Rewrite the blog post between "I’m not saying" and "two from now.", inclusive, changing every "bathroom" to "restroom".

Excerpt:

+ + + + +

Commercial Games was real hit and miss. Individual coursework went mostly fine, I missed out of a few marks because I was careless with a checking over and didn’t fill a section in completely. Still got a good mark though. As for the group stuff… Let me put it this way…

You would be hard pressed to find fault with any of our documentation, minutes, meeting notes, timesheets, etc. All the documentation is there (Thanks to yours truly being extremely anal about it). However, we heavily underestimated how much time we had to work on this project. Our game was basic… Really basic. More like a 24 hour game jam product than something that should have taken a minimum of 400 hours over a period of 5 weeks with 5 people working on it. We had a lot more time than we thought, and spent it very poorly. Most of us were very under-worked (Except myself and one other teammate). When it came time to demo it, the presentation became the two most uncomfortable minutes of my life. And the questions we were asked were mostly “Is that it?”.

That being said, I clearly pointed out that this was a prototype game, and our evaluation of the project describes various gameplay elements and improvements we would like to add. Especially the idea of using Unity instead of XNA, both for better ease of use and superior collision detection & physics.

Thankfully, that coursework is mostly documentation based.

As for my project, it’s coming along. I finally have time to work on it. The underlying structure is there, it mostly requires me to “Fill in the blanks”. I’ll talk about it more when I have something to show.

I’ll upload videos of “Teapot Wars” and other coursework stuff in due time.

Now I know what you’re thinking; “What did you get for Xmas?”

A jumper, some chocolate, a Top Gear 2015 Calendar, and a £100 Amazon gift card. The last of which I spent on more stuff.

In terms of other things going on, I have a lot of programming books to read through, starting with “Design Patterns”, followed by “Game Programming Patterns”. And I’m playing video games again. Currently going through Yakuza 4.

See you when I see you.

-Adam

13/12/2014 – A Suggestion For VR Developers

Although this is probably brought on from the amount of Sword Art Online I’ve watched recently (It’s not a good show regardless), there is an aspect of VR Gaming which worries me.

It’s no secret that imbeciles have somehow managed to die while playing video games for an absurd amount of hours, and I can’t help but feel VR isn’t going to help. Now the obvious solution to this problem is to force the user out of the game and take a break. I know it’s not a well liked solution to this problem, but a forced reality check every 8 hours or so is probably the only way to get people to stop.

I’m not saying we limit their daily playtime or anything. I know the Chinese government implemented time restrictions on certain games, but this is slightly different. You should be able to go back and keep playing. It’s more like one of those things of “Hey stop, get some food, drink something, and use the bathroom; then come back”.

To be honest, most people probably wouldn’t notice. I’m pretty sure only the dedicatedly stupid can play a game for more than 8 hours without even a bathroom break or food. But it is certainly something to think about.

And this goes without saying, although SAO seems like a cool concept, don’t actually implement a system where the headset kills your players.

I’ll make another post once this semester is over with. So probably a week or two from now.

-Adam

08/11/2014 – Some Advice

The past version of yourself is probably a bigger dick than your current self, thanks in part to giving you a lot more work to do now instead of doing it earlier.

Anyway, I’m catching up at least. Figuring out AI pathing is actually more fun than I thought it would be, but trying to get it working with the rest of the game engine is going to be difficult.

Lastly, you should buy Freedom Wars. It’s fun, and has some cool concepts.

+ + + + +

Extracted data:

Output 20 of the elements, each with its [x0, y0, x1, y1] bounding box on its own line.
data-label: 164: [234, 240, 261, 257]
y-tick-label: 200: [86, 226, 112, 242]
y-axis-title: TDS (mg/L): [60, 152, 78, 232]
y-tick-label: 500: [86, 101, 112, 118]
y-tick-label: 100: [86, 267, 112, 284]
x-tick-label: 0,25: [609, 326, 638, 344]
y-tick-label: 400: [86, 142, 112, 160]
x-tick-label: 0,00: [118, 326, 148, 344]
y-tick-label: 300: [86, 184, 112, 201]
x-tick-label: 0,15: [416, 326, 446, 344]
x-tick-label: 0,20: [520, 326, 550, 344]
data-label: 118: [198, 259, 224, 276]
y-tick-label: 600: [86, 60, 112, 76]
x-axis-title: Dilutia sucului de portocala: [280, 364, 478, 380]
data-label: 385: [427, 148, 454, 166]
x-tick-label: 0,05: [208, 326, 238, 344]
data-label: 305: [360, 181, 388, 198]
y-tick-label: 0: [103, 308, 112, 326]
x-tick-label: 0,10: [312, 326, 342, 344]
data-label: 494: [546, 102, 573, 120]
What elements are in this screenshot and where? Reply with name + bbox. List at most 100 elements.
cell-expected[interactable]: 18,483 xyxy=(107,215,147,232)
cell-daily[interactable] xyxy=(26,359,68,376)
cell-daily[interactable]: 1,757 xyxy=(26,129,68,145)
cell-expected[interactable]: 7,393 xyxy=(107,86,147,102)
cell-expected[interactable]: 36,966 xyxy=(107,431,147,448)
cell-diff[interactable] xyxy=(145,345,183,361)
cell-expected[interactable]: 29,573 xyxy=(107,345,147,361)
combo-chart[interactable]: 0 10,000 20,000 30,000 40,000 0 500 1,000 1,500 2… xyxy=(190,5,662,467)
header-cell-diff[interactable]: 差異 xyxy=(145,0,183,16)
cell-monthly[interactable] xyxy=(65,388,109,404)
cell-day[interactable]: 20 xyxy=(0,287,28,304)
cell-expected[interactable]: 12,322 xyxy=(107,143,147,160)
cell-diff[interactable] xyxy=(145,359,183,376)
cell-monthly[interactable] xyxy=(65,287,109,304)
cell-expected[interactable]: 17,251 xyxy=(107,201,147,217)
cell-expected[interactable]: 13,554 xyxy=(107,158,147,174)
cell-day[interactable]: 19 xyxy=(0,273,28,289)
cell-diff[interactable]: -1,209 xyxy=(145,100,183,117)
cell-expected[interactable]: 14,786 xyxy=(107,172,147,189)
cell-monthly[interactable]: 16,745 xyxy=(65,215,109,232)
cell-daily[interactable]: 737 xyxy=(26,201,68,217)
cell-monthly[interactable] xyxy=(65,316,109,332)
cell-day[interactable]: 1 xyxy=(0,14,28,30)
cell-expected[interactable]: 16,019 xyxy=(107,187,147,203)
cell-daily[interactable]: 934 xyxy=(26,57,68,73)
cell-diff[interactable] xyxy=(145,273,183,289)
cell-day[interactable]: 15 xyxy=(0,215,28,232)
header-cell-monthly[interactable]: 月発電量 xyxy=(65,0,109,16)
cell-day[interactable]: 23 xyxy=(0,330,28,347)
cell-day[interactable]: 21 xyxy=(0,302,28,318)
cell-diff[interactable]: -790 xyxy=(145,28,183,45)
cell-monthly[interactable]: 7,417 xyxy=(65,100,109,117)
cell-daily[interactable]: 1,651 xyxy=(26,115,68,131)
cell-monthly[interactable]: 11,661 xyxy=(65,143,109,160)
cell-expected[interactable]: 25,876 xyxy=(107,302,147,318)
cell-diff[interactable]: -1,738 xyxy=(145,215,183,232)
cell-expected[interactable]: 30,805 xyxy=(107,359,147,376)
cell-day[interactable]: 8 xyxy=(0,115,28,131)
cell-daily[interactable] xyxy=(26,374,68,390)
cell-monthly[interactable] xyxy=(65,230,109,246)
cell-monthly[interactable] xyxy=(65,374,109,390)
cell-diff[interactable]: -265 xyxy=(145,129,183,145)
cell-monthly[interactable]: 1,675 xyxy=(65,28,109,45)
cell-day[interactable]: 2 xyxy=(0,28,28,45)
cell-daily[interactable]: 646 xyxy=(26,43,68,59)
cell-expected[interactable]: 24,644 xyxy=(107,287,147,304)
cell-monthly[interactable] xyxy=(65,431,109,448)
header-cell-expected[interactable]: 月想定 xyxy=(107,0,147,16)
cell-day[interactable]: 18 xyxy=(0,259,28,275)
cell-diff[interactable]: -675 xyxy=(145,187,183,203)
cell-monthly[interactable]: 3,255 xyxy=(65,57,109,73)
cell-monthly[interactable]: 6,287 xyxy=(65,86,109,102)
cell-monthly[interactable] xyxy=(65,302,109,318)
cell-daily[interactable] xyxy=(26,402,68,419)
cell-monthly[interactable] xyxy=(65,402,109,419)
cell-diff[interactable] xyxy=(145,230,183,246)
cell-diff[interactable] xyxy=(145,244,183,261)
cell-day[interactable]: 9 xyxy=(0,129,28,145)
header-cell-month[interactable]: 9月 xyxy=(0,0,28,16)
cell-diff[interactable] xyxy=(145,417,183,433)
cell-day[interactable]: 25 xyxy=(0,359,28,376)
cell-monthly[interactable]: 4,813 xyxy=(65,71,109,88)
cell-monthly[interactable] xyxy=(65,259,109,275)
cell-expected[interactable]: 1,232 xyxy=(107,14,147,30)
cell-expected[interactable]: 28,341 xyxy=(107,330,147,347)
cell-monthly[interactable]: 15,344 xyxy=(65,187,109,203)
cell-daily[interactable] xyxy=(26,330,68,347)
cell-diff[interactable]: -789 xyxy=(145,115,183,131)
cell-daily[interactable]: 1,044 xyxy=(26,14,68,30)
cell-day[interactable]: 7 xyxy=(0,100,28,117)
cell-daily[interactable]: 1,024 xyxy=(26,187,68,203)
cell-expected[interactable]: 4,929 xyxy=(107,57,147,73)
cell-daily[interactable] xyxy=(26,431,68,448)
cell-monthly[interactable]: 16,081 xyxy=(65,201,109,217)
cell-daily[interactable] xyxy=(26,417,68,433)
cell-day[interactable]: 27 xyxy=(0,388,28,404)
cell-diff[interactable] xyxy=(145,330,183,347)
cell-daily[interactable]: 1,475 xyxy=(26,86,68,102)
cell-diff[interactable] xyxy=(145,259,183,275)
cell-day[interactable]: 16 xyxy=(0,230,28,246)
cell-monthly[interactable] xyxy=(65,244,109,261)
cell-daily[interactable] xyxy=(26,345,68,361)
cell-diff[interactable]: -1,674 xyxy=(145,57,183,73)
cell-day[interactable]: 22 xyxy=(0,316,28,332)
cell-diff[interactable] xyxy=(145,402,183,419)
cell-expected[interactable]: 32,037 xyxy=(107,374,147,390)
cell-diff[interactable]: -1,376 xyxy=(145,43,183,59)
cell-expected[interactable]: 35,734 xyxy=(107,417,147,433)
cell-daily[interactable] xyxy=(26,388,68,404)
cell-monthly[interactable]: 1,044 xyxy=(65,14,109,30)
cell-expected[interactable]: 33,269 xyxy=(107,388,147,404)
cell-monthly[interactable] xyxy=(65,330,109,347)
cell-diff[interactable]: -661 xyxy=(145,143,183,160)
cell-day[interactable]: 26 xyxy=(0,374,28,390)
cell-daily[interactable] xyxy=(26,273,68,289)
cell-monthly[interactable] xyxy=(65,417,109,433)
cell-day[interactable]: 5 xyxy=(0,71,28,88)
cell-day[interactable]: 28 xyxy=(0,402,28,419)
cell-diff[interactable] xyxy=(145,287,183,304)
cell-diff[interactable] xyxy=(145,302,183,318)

+ + + + +

Worked solution:
I’m not saying we limit their daily playtime or anything. I know the Chinese government implemented time restrictions on certain games, but this is slightly different. You should be able to go back and keep playing. It’s more like one of those things of “Hey stop, get some food, drink something, and use the restroom; then come back”.

To be honest, most people probably wouldn’t notice. I’m pretty sure only the dedicatedly stupid can play a game for more than 8 hours without even a restroom break or food. But it is certainly something to think about.

And this goes without saying, although SAO seems like a cool concept, don’t actually implement a system where the headset kills your players.

I’ll make another post once this semester is over with. So probably a week or two from now.